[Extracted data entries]

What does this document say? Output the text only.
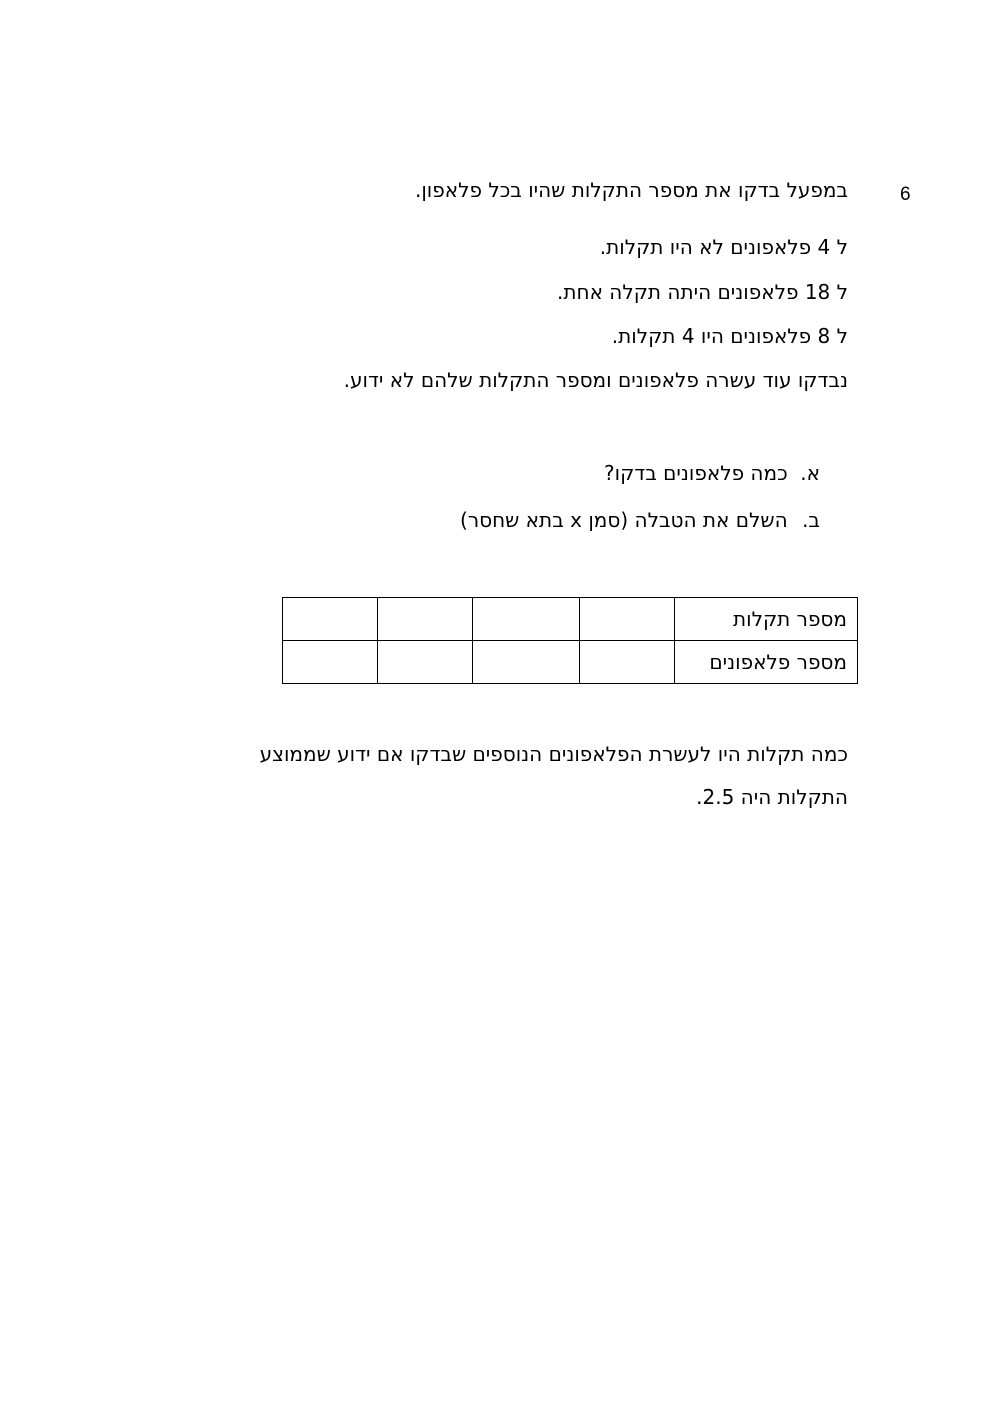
6
במפעל בדקו את מספר התקלות שהיו בכל פלאפון.
ל 4 פלאפונים לא היו תקלות.
ל 18 פלאפונים היתה תקלה אחת.
ל 8 פלאפונים היו 4 תקלות.
נבדקו עוד עשרה פלאפונים ומספר התקלות שלהם לא ידוע.
א. כמה פלאפונים בדקו?
ב. השלם את הטבלה (סמן x בתא שחסר)
מספר תקלות				
מספר פלאפונים				
כמה תקלות היו לעשרת הפלאפונים הנוספים שבדקו אם ידוע שממוצע
התקלות היה 2.5.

▶ _Set task_:
Output each line exactly; omit every picture.

▶ _Problem solution_:
What does this document say? Output the text only.
6
במפעל בדקו את מספר התקלות שהיו בכל פלאפון.
ל 4 פלאפונים לא היו תקלות.
ל 18 פלאפונים היתה תקלה אחת.
ל 8 פלאפונים היו 4 תקלות.
נבדקו עוד עשרה פלאפונים ומספר התקלות שלהם לא ידוע.
א. כמה פלאפונים בדקו?
ב. השלם את הטבלה (סמן x בתא שחסר)
מספר תקלות				
מספר פלאפונים				
כמה תקלות היו לעשרת הפלאפונים הנוספים שבדקו אם ידוע שממוצע
התקלות היה 2.5.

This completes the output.